_Short problem_
In the data below, find every line that has the string "efficiency", and copy it.

_Records for this exercise_
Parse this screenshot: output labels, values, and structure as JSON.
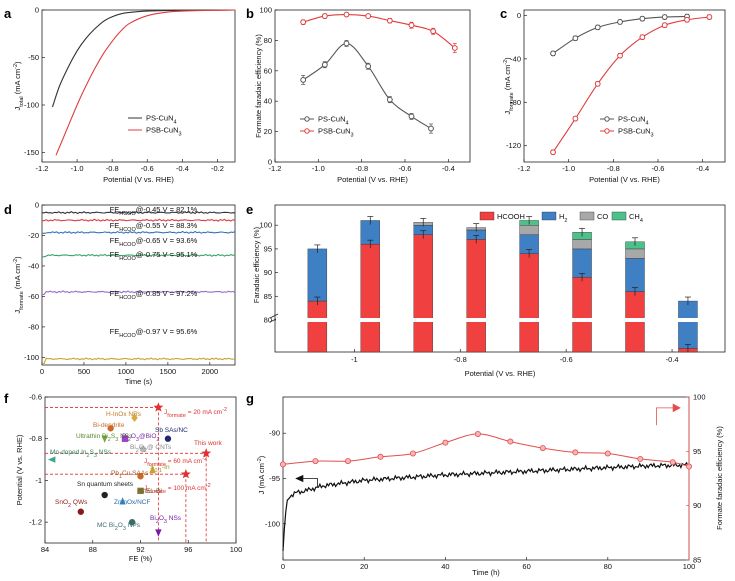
{
  "panel_letters": [
    "a",
    "b",
    "c",
    "d",
    "e",
    "f",
    "g"
  ],
  "chart_data": [
    {
      "id": "a",
      "type": "line",
      "xlabel": "Potential (V vs. RHE)",
      "ylabel": "J_total (mA cm^-2)",
      "ylabel_main": "J",
      "ylabel_sub": "total",
      "ylabel_unit": " (mA cm",
      "ylabel_exp": "-2",
      "ylabel_close": ")",
      "xlim": [
        -1.2,
        -0.1
      ],
      "ylim": [
        -160,
        0
      ],
      "xticks": [
        -1.2,
        -1.0,
        -0.8,
        -0.6,
        -0.4,
        -0.2
      ],
      "yticks": [
        -150,
        -100,
        -50,
        0
      ],
      "xtick_labels": [
        "-1.2",
        "-1.0",
        "-0.8",
        "-0.6",
        "-0.4",
        "-0.2"
      ],
      "ytick_labels": [
        "-150",
        "-100",
        "-50",
        "0"
      ],
      "legend": [
        "PS-CuN4",
        "PSB-CuN3"
      ],
      "series": [
        {
          "name": "PS-CuN4",
          "color": "#333333",
          "x": [
            -1.14,
            -1.1,
            -1.05,
            -1.0,
            -0.95,
            -0.9,
            -0.85,
            -0.8,
            -0.75,
            -0.7,
            -0.6,
            -0.5,
            -0.4,
            -0.3,
            -0.2,
            -0.1
          ],
          "y": [
            -102,
            -80,
            -60,
            -43,
            -30,
            -20,
            -12,
            -7,
            -4,
            -2.5,
            -1.2,
            -0.6,
            -0.3,
            -0.2,
            -0.1,
            0
          ]
        },
        {
          "name": "PSB-CuN3",
          "color": "#e03c3c",
          "x": [
            -1.12,
            -1.05,
            -1.0,
            -0.95,
            -0.9,
            -0.85,
            -0.8,
            -0.75,
            -0.7,
            -0.6,
            -0.5,
            -0.4,
            -0.3,
            -0.2,
            -0.1
          ],
          "y": [
            -153,
            -122,
            -100,
            -80,
            -62,
            -46,
            -33,
            -22,
            -14,
            -6,
            -2.5,
            -1.2,
            -0.6,
            -0.3,
            0
          ]
        }
      ]
    },
    {
      "id": "b",
      "type": "line",
      "xlabel": "Potential (V vs. RHE)",
      "ylabel": "Formate faradaic efficiency (%)",
      "xlim": [
        -1.2,
        -0.3
      ],
      "ylim": [
        0,
        100
      ],
      "xticks": [
        -1.2,
        -1.0,
        -0.8,
        -0.6,
        -0.4
      ],
      "yticks": [
        0,
        20,
        40,
        60,
        80,
        100
      ],
      "xtick_labels": [
        "-1.2",
        "-1.0",
        "-0.8",
        "-0.6",
        "-0.4"
      ],
      "ytick_labels": [
        "0",
        "20",
        "40",
        "60",
        "80",
        "100"
      ],
      "legend": [
        "PS-CuN4",
        "PSB-CuN3"
      ],
      "series": [
        {
          "name": "PS-CuN4",
          "color": "#555555",
          "x": [
            -1.07,
            -0.97,
            -0.87,
            -0.77,
            -0.67,
            -0.57,
            -0.48
          ],
          "y": [
            54,
            64,
            78,
            63,
            41,
            30,
            22
          ],
          "err": [
            3,
            2,
            2,
            2,
            2,
            2,
            3
          ]
        },
        {
          "name": "PSB-CuN3",
          "color": "#e03c3c",
          "x": [
            -1.07,
            -0.97,
            -0.87,
            -0.77,
            -0.67,
            -0.57,
            -0.47,
            -0.37
          ],
          "y": [
            92,
            96,
            97,
            96,
            93,
            90,
            86,
            75
          ],
          "err": [
            1.5,
            1.5,
            1,
            1,
            1.5,
            2,
            2,
            3
          ]
        }
      ]
    },
    {
      "id": "c",
      "type": "line",
      "xlabel": "Potential (V vs. RHE)",
      "ylabel": "J_formate (mA cm^-2)",
      "ylabel_main": "J",
      "ylabel_sub": "formate",
      "ylabel_unit": " (mA cm",
      "ylabel_exp": "-2",
      "ylabel_close": ")",
      "xlim": [
        -1.2,
        -0.3
      ],
      "ylim": [
        -135,
        5
      ],
      "xticks": [
        -1.2,
        -1.0,
        -0.8,
        -0.6,
        -0.4
      ],
      "yticks": [
        -120,
        -80,
        -40,
        0
      ],
      "xtick_labels": [
        "-1.2",
        "-1.0",
        "-0.8",
        "-0.6",
        "-0.4"
      ],
      "ytick_labels": [
        "-120",
        "-80",
        "-40",
        "0"
      ],
      "legend": [
        "PS-CuN4",
        "PSB-CuN3"
      ],
      "series": [
        {
          "name": "PS-CuN4",
          "color": "#555555",
          "x": [
            -1.07,
            -0.97,
            -0.87,
            -0.77,
            -0.67,
            -0.57,
            -0.47
          ],
          "y": [
            -35,
            -21,
            -11,
            -6,
            -3,
            -1.5,
            -1
          ],
          "err": [
            2,
            2,
            2,
            2,
            2,
            2,
            2
          ]
        },
        {
          "name": "PSB-CuN3",
          "color": "#e03c3c",
          "x": [
            -1.07,
            -0.97,
            -0.87,
            -0.77,
            -0.67,
            -0.57,
            -0.47,
            -0.37
          ],
          "y": [
            -126,
            -95,
            -63,
            -37,
            -20,
            -9,
            -4,
            -1.5
          ],
          "err": [
            2,
            2,
            2,
            2,
            2,
            2,
            2,
            2
          ]
        }
      ]
    },
    {
      "id": "d",
      "type": "line",
      "xlabel": "Time (s)",
      "ylabel": "J_formate (mA cm^-2)",
      "ylabel_main": "J",
      "ylabel_sub": "formate",
      "ylabel_unit": " (mA cm",
      "ylabel_exp": "-2",
      "ylabel_close": ")",
      "xlim": [
        0,
        2300
      ],
      "ylim": [
        -105,
        0
      ],
      "xticks": [
        0,
        500,
        1000,
        1500,
        2000
      ],
      "yticks": [
        -100,
        -80,
        -60,
        -40,
        -20,
        0
      ],
      "xtick_labels": [
        "0",
        "500",
        "1000",
        "1500",
        "2000"
      ],
      "ytick_labels": [
        "-100",
        "-80",
        "-60",
        "-40",
        "-20",
        "0"
      ],
      "series": [
        {
          "name": "-0.45 V",
          "color": "#333333",
          "level": -5,
          "label_pre": "FE",
          "label_sub": "HCOO",
          "label_post": "@-0.45 V = 82.1%"
        },
        {
          "name": "-0.55 V",
          "color": "#e03c3c",
          "level": -10,
          "label_pre": "FE",
          "label_sub": "HCOO",
          "label_post": "@-0.55 V = 88.3%"
        },
        {
          "name": "-0.65 V",
          "color": "#3a73b8",
          "level": -18,
          "label_pre": "FE",
          "label_sub": "HCOO",
          "label_post": "@-0.65 V = 93.6%"
        },
        {
          "name": "-0.75 V",
          "color": "#3aa56a",
          "level": -33,
          "label_pre": "FE",
          "label_sub": "HCOO",
          "label_post": "@-0.75 V = 95.1%"
        },
        {
          "name": "-0.85 V",
          "color": "#9b6bc9",
          "level": -57,
          "label_pre": "FE",
          "label_sub": "HCOO",
          "label_post": "@-0.85 V = 97.2%"
        },
        {
          "name": "-0.97 V",
          "color": "#c8a22a",
          "level": -101,
          "label_pre": "FE",
          "label_sub": "HCOO",
          "label_post": "@-0.97 V = 95.6%"
        }
      ]
    },
    {
      "id": "e",
      "type": "bar",
      "xlabel": "Potential (V vs. RHE)",
      "ylabel": "Faradaic efficiency (%)",
      "xticks": [
        -1.0,
        -0.8,
        -0.6,
        -0.4
      ],
      "xtick_labels": [
        "-1",
        "-0.8",
        "-0.6",
        "-0.4"
      ],
      "yticks": [
        80,
        85,
        90,
        95,
        100
      ],
      "ytick_labels": [
        "80",
        "85",
        "90",
        "95",
        "100"
      ],
      "legend": [
        "HCOOH",
        "H2",
        "CO",
        "CH4"
      ],
      "colors": {
        "HCOOH": "#f04040",
        "H2": "#3f7fc4",
        "CO": "#a8a8a8",
        "CH4": "#4cc28a"
      },
      "x": [
        -1.07,
        -0.97,
        -0.87,
        -0.77,
        -0.67,
        -0.57,
        -0.47,
        -0.37
      ],
      "series": [
        {
          "name": "HCOOH",
          "values": [
            84,
            96,
            98,
            97,
            94,
            89,
            86,
            74
          ]
        },
        {
          "name": "H2",
          "values": [
            11,
            5,
            2,
            2,
            4,
            6,
            7,
            10
          ]
        },
        {
          "name": "CO",
          "values": [
            0,
            0,
            0.6,
            0.5,
            2,
            2,
            2,
            0
          ]
        },
        {
          "name": "CH4",
          "values": [
            0,
            0,
            0,
            0,
            1,
            1.5,
            1.5,
            0
          ]
        }
      ]
    },
    {
      "id": "f",
      "type": "scatter",
      "xlabel": "FE (%)",
      "ylabel": "Potential (V vs. RHE)",
      "xlim": [
        84,
        100
      ],
      "ylim": [
        -1.3,
        -0.6
      ],
      "xticks": [
        84,
        88,
        92,
        96,
        100
      ],
      "yticks": [
        -1.2,
        -1.0,
        -0.8,
        -0.6
      ],
      "xtick_labels": [
        "84",
        "88",
        "92",
        "96",
        "100"
      ],
      "ytick_labels": [
        "-1.2",
        "-1",
        "-0.8",
        "-0.6"
      ],
      "reference_lines": [
        "J_formate = 20 mA cm^-2",
        "J_formate = 60 mA cm^-2",
        "J_formate = 100 mA cm^-2"
      ],
      "points": [
        {
          "label": "H-InOx NRs",
          "x": 91.5,
          "y": -0.7,
          "color": "#d9a93a",
          "shape": "diamond"
        },
        {
          "label": "Bi-dendrite",
          "x": 89.5,
          "y": -0.75,
          "color": "#c96a2b",
          "shape": "circle"
        },
        {
          "label": "Ultrathin Bi2S3 NSs",
          "x": 89.0,
          "y": -0.8,
          "color": "#73a83a",
          "shape": "triangle-down"
        },
        {
          "label": "Bi2O3@BiO2",
          "x": 90.7,
          "y": -0.8,
          "color": "#9b3fc9",
          "shape": "square"
        },
        {
          "label": "Sb SAs/NC",
          "x": 94.3,
          "y": -0.8,
          "color": "#202a6a",
          "shape": "circle"
        },
        {
          "label": "Bi2O2@ CNTs",
          "x": 92.2,
          "y": -0.85,
          "color": "#b8b8b8",
          "shape": "circle"
        },
        {
          "label": "Mn-doped In2S3 NSs",
          "x": 84.6,
          "y": -0.9,
          "color": "#3aa58a",
          "shape": "triangle-left"
        },
        {
          "label": "S0.1-In",
          "x": 93.0,
          "y": -0.95,
          "color": "#c8a22a",
          "shape": "triangle-up"
        },
        {
          "label": "This work",
          "x": 97.5,
          "y": -0.87,
          "color": "#e03030",
          "shape": "star"
        },
        {
          "label": "Pb1Cu SAAs",
          "x": 92.0,
          "y": -0.98,
          "color": "#c96a2b",
          "shape": "circle"
        },
        {
          "label": "Sn quantum sheets",
          "x": 89.0,
          "y": -1.07,
          "color": "#222222",
          "shape": "circle"
        },
        {
          "label": "rBiEL-Bi",
          "x": 92.0,
          "y": -1.05,
          "color": "#8a7a3a",
          "shape": "square"
        },
        {
          "label": "ZnInOx/NCF",
          "x": 90.5,
          "y": -1.1,
          "color": "#3a8ac9",
          "shape": "triangle-up"
        },
        {
          "label": "SnO2 QWs",
          "x": 87.0,
          "y": -1.15,
          "color": "#8a1a1a",
          "shape": "circle"
        },
        {
          "label": "MC Bi2O3 NPs",
          "x": 91.3,
          "y": -1.2,
          "color": "#3a6a6a",
          "shape": "circle"
        },
        {
          "label": "Bi2O3 NSs",
          "x": 93.5,
          "y": -1.25,
          "color": "#7a1aa8",
          "shape": "triangle-down"
        },
        {
          "label": "This work (20)",
          "x": 93.5,
          "y": -0.65,
          "color": "#e03030",
          "shape": "star"
        },
        {
          "label": "This work (100)",
          "x": 95.8,
          "y": -0.97,
          "color": "#e03030",
          "shape": "star"
        }
      ]
    },
    {
      "id": "g",
      "type": "line",
      "xlabel": "Time (h)",
      "ylabel_left": "J (mA cm^-2)",
      "ylabel_right": "Formate faradaic efficiency (%)",
      "xlim": [
        0,
        100
      ],
      "ylim_left": [
        -104,
        -86
      ],
      "ylim_right": [
        85,
        100
      ],
      "xticks": [
        0,
        20,
        40,
        60,
        80,
        100
      ],
      "xtick_labels": [
        "0",
        "20",
        "40",
        "60",
        "80",
        "100"
      ],
      "yticks_left": [
        -100,
        -95,
        -90
      ],
      "ytick_labels_left": [
        "-100",
        "-95",
        "-90"
      ],
      "yticks_right": [
        85,
        90,
        95,
        100
      ],
      "ytick_labels_right": [
        "85",
        "90",
        "95",
        "100"
      ],
      "fe_series": {
        "name": "Formate FE",
        "color": "#e05050",
        "x": [
          0,
          8,
          16,
          24,
          32,
          40,
          48,
          56,
          64,
          72,
          80,
          88,
          96,
          100
        ],
        "y": [
          93.8,
          94.1,
          94.1,
          94.5,
          94.8,
          95.8,
          96.6,
          95.9,
          95.3,
          94.9,
          94.8,
          94.3,
          94.0,
          93.6
        ]
      },
      "j_series": {
        "name": "J",
        "color": "#111111",
        "x": [
          0,
          0.3,
          0.8,
          1.5,
          3,
          6,
          10,
          20,
          30,
          40,
          50,
          60,
          70,
          80,
          90,
          100
        ],
        "y": [
          -103,
          -101,
          -98,
          -97,
          -96.6,
          -96.3,
          -95.8,
          -95.2,
          -94.9,
          -94.6,
          -94.4,
          -94.2,
          -94.0,
          -93.8,
          -93.6,
          -93.5
        ]
      }
    }
  ]
}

_Expected answer_
      "ylabel": "Formate faradaic efficiency (%)",
      "ylabel": "Faradaic efficiency (%)",
      "ylabel_right": "Formate faradaic efficiency (%)",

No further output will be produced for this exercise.